Exercise: Would it be possible to write out each entry below exactly, without the pictures?
** Start Input for this task **
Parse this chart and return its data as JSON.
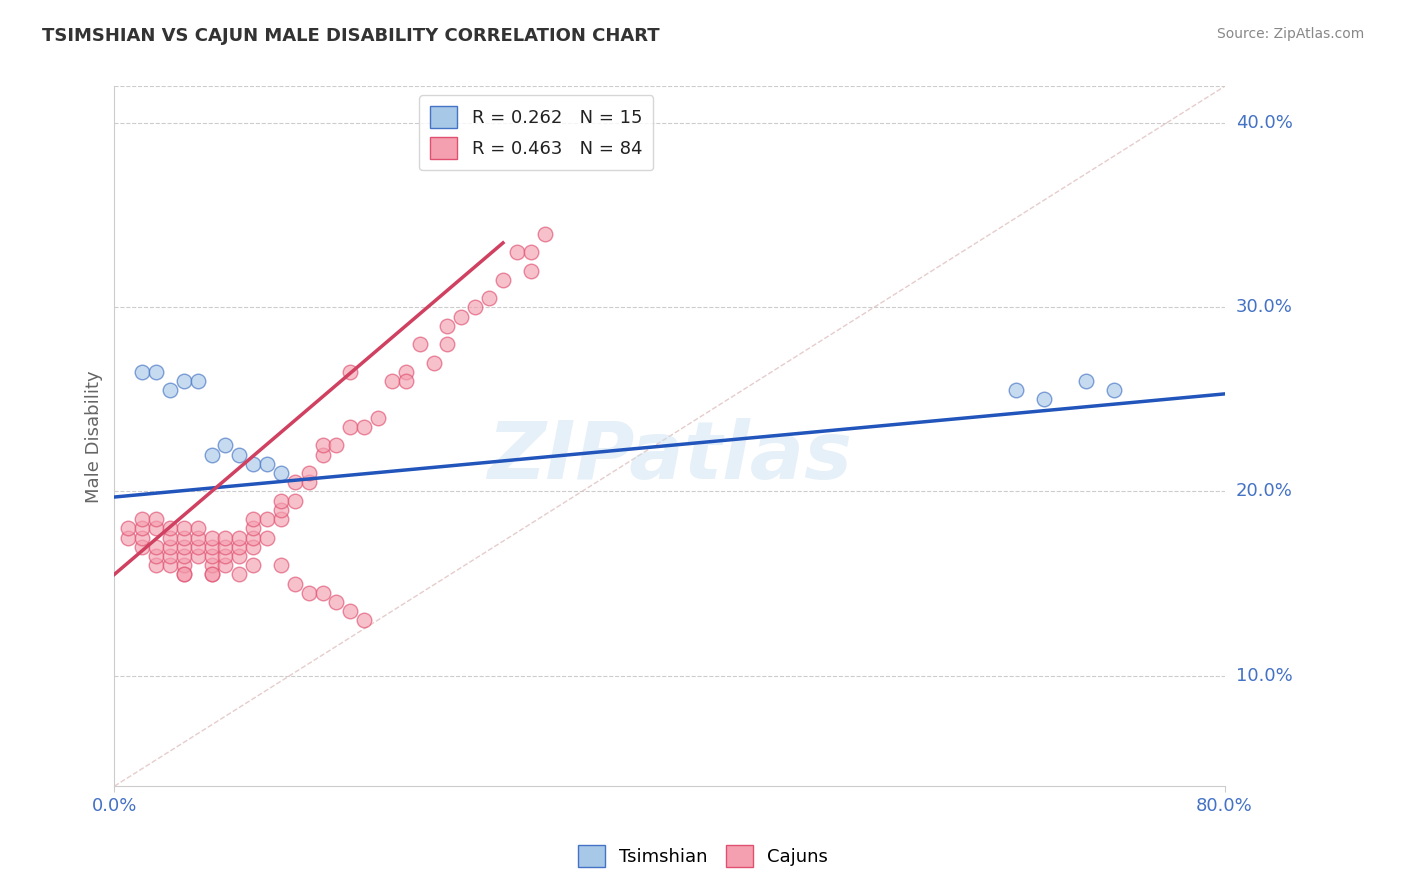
{
  "title": "TSIMSHIAN VS CAJUN MALE DISABILITY CORRELATION CHART",
  "source_text": "Source: ZipAtlas.com",
  "ylabel": "Male Disability",
  "xlim": [
    0.0,
    0.8
  ],
  "ylim": [
    0.04,
    0.42
  ],
  "y_ticks": [
    0.1,
    0.2,
    0.3,
    0.4
  ],
  "y_tick_labels": [
    "10.0%",
    "20.0%",
    "30.0%",
    "40.0%"
  ],
  "tsimshian_fill": "#a8c8e8",
  "tsimshian_edge": "#4472c4",
  "cajun_fill": "#f4a0b0",
  "cajun_edge": "#e05070",
  "tsimshian_line_color": "#2255bb",
  "cajun_line_color": "#d04060",
  "ref_line_color": "#ddbbbb",
  "legend_label1": "R = 0.262   N = 15",
  "legend_label2": "R = 0.463   N = 84",
  "watermark": "ZIPatlas",
  "tsimshian_x": [
    0.02,
    0.03,
    0.04,
    0.05,
    0.06,
    0.07,
    0.08,
    0.09,
    0.1,
    0.11,
    0.12,
    0.65,
    0.67,
    0.7,
    0.72
  ],
  "tsimshian_y": [
    0.265,
    0.265,
    0.255,
    0.26,
    0.26,
    0.22,
    0.225,
    0.22,
    0.215,
    0.215,
    0.21,
    0.255,
    0.25,
    0.26,
    0.255
  ],
  "cajun_x": [
    0.01,
    0.01,
    0.02,
    0.02,
    0.02,
    0.02,
    0.03,
    0.03,
    0.03,
    0.03,
    0.03,
    0.04,
    0.04,
    0.04,
    0.04,
    0.04,
    0.05,
    0.05,
    0.05,
    0.05,
    0.05,
    0.05,
    0.06,
    0.06,
    0.06,
    0.06,
    0.07,
    0.07,
    0.07,
    0.07,
    0.07,
    0.08,
    0.08,
    0.08,
    0.08,
    0.09,
    0.09,
    0.09,
    0.1,
    0.1,
    0.1,
    0.1,
    0.11,
    0.11,
    0.12,
    0.12,
    0.12,
    0.13,
    0.13,
    0.14,
    0.14,
    0.15,
    0.15,
    0.16,
    0.17,
    0.17,
    0.18,
    0.19,
    0.2,
    0.21,
    0.21,
    0.22,
    0.23,
    0.24,
    0.24,
    0.25,
    0.26,
    0.27,
    0.28,
    0.29,
    0.3,
    0.3,
    0.31,
    0.05,
    0.07,
    0.09,
    0.1,
    0.12,
    0.13,
    0.14,
    0.15,
    0.16,
    0.17,
    0.18
  ],
  "cajun_y": [
    0.175,
    0.18,
    0.17,
    0.175,
    0.18,
    0.185,
    0.16,
    0.165,
    0.17,
    0.18,
    0.185,
    0.16,
    0.165,
    0.17,
    0.175,
    0.18,
    0.155,
    0.16,
    0.165,
    0.17,
    0.175,
    0.18,
    0.165,
    0.17,
    0.175,
    0.18,
    0.155,
    0.16,
    0.165,
    0.17,
    0.175,
    0.16,
    0.165,
    0.17,
    0.175,
    0.165,
    0.17,
    0.175,
    0.17,
    0.175,
    0.18,
    0.185,
    0.175,
    0.185,
    0.185,
    0.19,
    0.195,
    0.195,
    0.205,
    0.205,
    0.21,
    0.22,
    0.225,
    0.225,
    0.235,
    0.265,
    0.235,
    0.24,
    0.26,
    0.265,
    0.26,
    0.28,
    0.27,
    0.29,
    0.28,
    0.295,
    0.3,
    0.305,
    0.315,
    0.33,
    0.32,
    0.33,
    0.34,
    0.155,
    0.155,
    0.155,
    0.16,
    0.16,
    0.15,
    0.145,
    0.145,
    0.14,
    0.135,
    0.13
  ],
  "tsimshian_line_x": [
    0.0,
    0.8
  ],
  "tsimshian_line_y": [
    0.197,
    0.253
  ],
  "cajun_line_x": [
    0.0,
    0.28
  ],
  "cajun_line_y": [
    0.155,
    0.335
  ]
}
** End Input for this task **
Output:
Parse this chart and return its data as JSON.
{
  "title": "TSIMSHIAN VS CAJUN MALE DISABILITY CORRELATION CHART",
  "source_text": "Source: ZipAtlas.com",
  "ylabel": "Male Disability",
  "xlim": [
    0.0,
    0.8
  ],
  "ylim": [
    0.04,
    0.42
  ],
  "y_ticks": [
    0.1,
    0.2,
    0.3,
    0.4
  ],
  "y_tick_labels": [
    "10.0%",
    "20.0%",
    "30.0%",
    "40.0%"
  ],
  "tsimshian_fill": "#a8c8e8",
  "tsimshian_edge": "#4472c4",
  "cajun_fill": "#f4a0b0",
  "cajun_edge": "#e05070",
  "tsimshian_line_color": "#2255bb",
  "cajun_line_color": "#d04060",
  "ref_line_color": "#ddbbbb",
  "legend_label1": "R = 0.262   N = 15",
  "legend_label2": "R = 0.463   N = 84",
  "watermark": "ZIPatlas",
  "tsimshian_x": [
    0.02,
    0.03,
    0.04,
    0.05,
    0.06,
    0.07,
    0.08,
    0.09,
    0.1,
    0.11,
    0.12,
    0.65,
    0.67,
    0.7,
    0.72
  ],
  "tsimshian_y": [
    0.265,
    0.265,
    0.255,
    0.26,
    0.26,
    0.22,
    0.225,
    0.22,
    0.215,
    0.215,
    0.21,
    0.255,
    0.25,
    0.26,
    0.255
  ],
  "cajun_x": [
    0.01,
    0.01,
    0.02,
    0.02,
    0.02,
    0.02,
    0.03,
    0.03,
    0.03,
    0.03,
    0.03,
    0.04,
    0.04,
    0.04,
    0.04,
    0.04,
    0.05,
    0.05,
    0.05,
    0.05,
    0.05,
    0.05,
    0.06,
    0.06,
    0.06,
    0.06,
    0.07,
    0.07,
    0.07,
    0.07,
    0.07,
    0.08,
    0.08,
    0.08,
    0.08,
    0.09,
    0.09,
    0.09,
    0.1,
    0.1,
    0.1,
    0.1,
    0.11,
    0.11,
    0.12,
    0.12,
    0.12,
    0.13,
    0.13,
    0.14,
    0.14,
    0.15,
    0.15,
    0.16,
    0.17,
    0.17,
    0.18,
    0.19,
    0.2,
    0.21,
    0.21,
    0.22,
    0.23,
    0.24,
    0.24,
    0.25,
    0.26,
    0.27,
    0.28,
    0.29,
    0.3,
    0.3,
    0.31,
    0.05,
    0.07,
    0.09,
    0.1,
    0.12,
    0.13,
    0.14,
    0.15,
    0.16,
    0.17,
    0.18
  ],
  "cajun_y": [
    0.175,
    0.18,
    0.17,
    0.175,
    0.18,
    0.185,
    0.16,
    0.165,
    0.17,
    0.18,
    0.185,
    0.16,
    0.165,
    0.17,
    0.175,
    0.18,
    0.155,
    0.16,
    0.165,
    0.17,
    0.175,
    0.18,
    0.165,
    0.17,
    0.175,
    0.18,
    0.155,
    0.16,
    0.165,
    0.17,
    0.175,
    0.16,
    0.165,
    0.17,
    0.175,
    0.165,
    0.17,
    0.175,
    0.17,
    0.175,
    0.18,
    0.185,
    0.175,
    0.185,
    0.185,
    0.19,
    0.195,
    0.195,
    0.205,
    0.205,
    0.21,
    0.22,
    0.225,
    0.225,
    0.235,
    0.265,
    0.235,
    0.24,
    0.26,
    0.265,
    0.26,
    0.28,
    0.27,
    0.29,
    0.28,
    0.295,
    0.3,
    0.305,
    0.315,
    0.33,
    0.32,
    0.33,
    0.34,
    0.155,
    0.155,
    0.155,
    0.16,
    0.16,
    0.15,
    0.145,
    0.145,
    0.14,
    0.135,
    0.13
  ],
  "tsimshian_line_x": [
    0.0,
    0.8
  ],
  "tsimshian_line_y": [
    0.197,
    0.253
  ],
  "cajun_line_x": [
    0.0,
    0.28
  ],
  "cajun_line_y": [
    0.155,
    0.335
  ]
}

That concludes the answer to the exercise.